[GIVEN INSTRUCTION]:
Review the listing and copy each line that holds the word "ylabel".

——————

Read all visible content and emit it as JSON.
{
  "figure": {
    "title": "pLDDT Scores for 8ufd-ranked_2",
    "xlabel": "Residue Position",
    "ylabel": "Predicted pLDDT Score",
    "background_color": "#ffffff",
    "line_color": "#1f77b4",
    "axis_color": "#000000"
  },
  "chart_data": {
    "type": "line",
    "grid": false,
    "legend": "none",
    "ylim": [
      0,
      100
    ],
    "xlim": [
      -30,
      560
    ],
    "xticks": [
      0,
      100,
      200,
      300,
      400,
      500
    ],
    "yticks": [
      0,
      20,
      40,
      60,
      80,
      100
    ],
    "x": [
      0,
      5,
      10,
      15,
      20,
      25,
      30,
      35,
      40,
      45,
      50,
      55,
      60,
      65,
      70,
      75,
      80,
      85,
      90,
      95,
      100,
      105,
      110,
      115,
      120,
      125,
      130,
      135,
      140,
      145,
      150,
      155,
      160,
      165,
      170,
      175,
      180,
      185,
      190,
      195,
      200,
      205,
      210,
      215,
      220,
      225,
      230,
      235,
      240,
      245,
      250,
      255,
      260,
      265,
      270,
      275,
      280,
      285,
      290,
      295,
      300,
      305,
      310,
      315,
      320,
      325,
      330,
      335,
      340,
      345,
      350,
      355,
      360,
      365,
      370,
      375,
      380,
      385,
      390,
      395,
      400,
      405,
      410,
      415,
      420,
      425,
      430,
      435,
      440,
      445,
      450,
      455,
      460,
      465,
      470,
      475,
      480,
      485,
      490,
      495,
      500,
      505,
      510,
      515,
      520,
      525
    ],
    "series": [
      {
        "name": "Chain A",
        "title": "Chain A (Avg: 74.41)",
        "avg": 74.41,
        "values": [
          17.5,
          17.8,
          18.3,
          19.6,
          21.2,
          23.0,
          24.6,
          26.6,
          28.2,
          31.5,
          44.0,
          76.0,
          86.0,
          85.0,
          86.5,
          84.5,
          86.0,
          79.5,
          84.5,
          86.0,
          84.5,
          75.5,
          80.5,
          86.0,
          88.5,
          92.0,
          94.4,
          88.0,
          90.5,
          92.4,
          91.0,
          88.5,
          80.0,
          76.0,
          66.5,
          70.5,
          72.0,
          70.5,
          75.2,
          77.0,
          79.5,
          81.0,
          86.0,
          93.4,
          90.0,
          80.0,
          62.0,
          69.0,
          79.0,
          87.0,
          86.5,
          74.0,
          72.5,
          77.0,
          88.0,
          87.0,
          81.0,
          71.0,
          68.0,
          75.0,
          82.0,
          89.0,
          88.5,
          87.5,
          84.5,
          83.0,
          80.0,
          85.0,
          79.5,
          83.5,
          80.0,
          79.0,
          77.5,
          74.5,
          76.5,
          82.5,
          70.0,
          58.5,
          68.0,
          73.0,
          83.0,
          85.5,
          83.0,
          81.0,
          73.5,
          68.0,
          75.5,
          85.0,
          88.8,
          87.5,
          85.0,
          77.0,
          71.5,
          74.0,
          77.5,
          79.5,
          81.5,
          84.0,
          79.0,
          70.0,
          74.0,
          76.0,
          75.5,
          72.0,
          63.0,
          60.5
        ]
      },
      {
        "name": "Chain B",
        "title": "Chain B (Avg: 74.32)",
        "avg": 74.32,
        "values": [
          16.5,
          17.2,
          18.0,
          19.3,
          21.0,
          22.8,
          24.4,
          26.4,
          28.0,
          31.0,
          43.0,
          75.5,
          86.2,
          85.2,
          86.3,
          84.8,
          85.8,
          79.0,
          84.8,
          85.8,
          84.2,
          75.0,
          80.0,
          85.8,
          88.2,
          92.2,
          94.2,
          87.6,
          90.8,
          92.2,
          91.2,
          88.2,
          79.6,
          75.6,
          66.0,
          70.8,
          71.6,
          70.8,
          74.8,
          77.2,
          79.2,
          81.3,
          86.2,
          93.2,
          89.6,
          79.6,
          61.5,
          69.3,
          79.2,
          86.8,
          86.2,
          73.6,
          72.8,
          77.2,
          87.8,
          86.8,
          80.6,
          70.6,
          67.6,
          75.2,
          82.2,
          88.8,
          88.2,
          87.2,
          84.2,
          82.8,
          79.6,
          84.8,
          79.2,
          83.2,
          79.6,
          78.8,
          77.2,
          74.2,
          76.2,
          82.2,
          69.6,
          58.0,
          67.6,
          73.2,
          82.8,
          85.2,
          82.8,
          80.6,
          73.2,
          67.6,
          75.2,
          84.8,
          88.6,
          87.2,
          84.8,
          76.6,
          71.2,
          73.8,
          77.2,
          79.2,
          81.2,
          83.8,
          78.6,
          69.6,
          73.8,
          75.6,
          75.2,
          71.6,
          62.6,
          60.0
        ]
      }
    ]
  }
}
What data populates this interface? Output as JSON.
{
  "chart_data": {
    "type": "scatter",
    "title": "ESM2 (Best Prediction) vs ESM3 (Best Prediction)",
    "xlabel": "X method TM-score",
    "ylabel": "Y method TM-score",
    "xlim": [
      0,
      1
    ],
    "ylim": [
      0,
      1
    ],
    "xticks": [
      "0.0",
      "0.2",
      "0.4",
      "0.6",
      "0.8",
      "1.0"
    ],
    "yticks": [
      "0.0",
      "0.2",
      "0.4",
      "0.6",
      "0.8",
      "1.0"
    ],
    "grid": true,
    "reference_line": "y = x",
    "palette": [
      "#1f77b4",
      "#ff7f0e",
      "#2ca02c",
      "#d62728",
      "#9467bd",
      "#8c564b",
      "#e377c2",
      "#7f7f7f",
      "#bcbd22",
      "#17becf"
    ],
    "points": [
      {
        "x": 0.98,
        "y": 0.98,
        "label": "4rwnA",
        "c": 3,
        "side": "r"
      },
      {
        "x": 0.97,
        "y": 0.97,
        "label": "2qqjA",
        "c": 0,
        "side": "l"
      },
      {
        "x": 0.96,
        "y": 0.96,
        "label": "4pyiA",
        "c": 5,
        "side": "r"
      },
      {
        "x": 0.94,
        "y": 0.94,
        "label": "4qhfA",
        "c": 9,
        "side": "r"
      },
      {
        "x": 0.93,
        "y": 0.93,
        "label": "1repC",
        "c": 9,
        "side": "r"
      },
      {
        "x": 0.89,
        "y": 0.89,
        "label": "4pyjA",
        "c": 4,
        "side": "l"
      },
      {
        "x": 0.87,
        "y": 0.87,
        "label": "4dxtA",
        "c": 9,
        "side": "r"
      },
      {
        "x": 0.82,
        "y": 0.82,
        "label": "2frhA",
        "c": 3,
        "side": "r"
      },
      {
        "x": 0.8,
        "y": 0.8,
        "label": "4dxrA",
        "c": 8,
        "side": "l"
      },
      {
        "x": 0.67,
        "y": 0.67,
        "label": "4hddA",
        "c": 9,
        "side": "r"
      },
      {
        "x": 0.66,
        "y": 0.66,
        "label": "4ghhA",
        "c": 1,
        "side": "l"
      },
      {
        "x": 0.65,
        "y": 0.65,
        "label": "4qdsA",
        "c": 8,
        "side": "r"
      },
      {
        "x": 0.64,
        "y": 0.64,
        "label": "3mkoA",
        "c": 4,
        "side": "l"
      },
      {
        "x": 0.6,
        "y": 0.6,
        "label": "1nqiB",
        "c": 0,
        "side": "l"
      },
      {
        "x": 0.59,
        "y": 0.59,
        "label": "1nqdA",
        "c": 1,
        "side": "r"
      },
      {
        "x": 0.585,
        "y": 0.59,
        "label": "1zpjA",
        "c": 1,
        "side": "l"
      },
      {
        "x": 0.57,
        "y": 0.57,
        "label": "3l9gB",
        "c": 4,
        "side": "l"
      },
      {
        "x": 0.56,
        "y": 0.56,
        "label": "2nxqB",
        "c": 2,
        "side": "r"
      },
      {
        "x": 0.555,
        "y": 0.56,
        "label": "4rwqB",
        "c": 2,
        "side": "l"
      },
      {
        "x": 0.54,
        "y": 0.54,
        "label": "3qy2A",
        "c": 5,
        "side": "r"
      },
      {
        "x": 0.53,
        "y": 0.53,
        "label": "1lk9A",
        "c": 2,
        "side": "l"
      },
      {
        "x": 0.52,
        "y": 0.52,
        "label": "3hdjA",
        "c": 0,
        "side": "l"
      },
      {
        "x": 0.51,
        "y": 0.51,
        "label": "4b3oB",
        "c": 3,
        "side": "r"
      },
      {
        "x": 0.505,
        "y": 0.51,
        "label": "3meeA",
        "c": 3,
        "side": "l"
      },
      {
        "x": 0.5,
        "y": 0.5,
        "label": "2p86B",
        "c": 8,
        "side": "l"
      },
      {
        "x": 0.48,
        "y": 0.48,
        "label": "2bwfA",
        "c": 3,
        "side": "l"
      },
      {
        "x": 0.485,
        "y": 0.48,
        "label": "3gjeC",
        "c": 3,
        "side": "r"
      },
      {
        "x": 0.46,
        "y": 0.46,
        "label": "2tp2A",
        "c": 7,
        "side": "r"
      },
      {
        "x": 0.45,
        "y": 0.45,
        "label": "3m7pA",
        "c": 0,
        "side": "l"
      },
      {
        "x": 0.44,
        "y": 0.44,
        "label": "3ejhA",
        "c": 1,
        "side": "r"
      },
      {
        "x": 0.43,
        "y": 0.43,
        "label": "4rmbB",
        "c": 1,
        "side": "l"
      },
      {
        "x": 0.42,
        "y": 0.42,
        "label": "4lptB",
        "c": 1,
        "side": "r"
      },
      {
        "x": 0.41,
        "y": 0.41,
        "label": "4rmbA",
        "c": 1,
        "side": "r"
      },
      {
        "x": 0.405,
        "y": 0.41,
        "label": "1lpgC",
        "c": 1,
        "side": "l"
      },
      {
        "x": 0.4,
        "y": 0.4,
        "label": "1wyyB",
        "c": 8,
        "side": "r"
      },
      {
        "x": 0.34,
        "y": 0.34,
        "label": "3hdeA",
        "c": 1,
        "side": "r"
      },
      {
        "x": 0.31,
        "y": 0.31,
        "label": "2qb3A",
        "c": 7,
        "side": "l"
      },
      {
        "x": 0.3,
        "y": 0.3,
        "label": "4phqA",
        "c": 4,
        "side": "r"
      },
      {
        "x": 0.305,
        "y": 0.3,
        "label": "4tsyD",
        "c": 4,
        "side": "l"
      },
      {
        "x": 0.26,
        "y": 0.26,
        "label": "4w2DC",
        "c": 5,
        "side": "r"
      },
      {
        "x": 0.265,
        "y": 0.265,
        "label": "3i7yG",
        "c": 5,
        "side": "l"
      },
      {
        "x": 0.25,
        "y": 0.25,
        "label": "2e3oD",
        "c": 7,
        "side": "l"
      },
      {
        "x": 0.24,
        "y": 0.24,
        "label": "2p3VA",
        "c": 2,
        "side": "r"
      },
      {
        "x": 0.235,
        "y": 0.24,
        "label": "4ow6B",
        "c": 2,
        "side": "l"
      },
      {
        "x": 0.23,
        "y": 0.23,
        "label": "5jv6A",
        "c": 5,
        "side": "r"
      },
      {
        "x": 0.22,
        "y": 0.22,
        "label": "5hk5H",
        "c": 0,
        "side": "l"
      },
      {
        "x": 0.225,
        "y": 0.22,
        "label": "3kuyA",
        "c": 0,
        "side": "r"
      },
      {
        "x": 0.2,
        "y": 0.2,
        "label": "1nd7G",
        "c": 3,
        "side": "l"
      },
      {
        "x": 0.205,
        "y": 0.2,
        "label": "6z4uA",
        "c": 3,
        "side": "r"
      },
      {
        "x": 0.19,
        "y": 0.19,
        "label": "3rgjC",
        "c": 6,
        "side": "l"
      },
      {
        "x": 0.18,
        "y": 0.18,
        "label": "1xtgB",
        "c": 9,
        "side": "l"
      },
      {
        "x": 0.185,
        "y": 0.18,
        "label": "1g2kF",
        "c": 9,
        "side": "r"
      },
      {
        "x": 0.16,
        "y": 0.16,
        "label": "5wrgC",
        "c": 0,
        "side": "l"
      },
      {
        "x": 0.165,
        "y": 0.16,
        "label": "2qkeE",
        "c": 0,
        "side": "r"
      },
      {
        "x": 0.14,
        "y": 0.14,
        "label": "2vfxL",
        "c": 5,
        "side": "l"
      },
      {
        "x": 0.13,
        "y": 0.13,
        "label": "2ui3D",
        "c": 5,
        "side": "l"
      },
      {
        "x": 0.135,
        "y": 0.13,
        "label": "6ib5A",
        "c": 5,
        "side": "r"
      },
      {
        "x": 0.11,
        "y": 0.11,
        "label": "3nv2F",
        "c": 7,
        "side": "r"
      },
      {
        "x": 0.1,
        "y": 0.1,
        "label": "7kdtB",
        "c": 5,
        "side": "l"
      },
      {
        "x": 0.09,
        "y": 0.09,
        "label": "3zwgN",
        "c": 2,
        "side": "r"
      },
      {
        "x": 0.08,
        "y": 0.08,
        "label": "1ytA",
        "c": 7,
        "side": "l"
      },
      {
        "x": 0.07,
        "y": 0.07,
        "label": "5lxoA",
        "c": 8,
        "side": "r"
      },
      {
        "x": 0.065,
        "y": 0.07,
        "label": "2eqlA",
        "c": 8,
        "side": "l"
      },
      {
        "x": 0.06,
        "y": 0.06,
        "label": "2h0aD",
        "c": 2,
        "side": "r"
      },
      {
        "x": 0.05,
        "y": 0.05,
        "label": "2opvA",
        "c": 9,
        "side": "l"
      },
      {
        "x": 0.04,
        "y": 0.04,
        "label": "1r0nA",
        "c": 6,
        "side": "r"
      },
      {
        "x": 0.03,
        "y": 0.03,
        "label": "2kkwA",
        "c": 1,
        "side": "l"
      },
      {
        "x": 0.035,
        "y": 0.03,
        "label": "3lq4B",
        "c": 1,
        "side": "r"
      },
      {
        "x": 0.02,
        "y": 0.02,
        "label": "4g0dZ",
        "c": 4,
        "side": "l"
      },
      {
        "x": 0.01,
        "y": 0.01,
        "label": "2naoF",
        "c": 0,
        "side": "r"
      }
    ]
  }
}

——————

[SOLUTION BELOW]:
    "ylabel": "Predicted pLDDT Score",
    "ylabel": "Y method TM-score",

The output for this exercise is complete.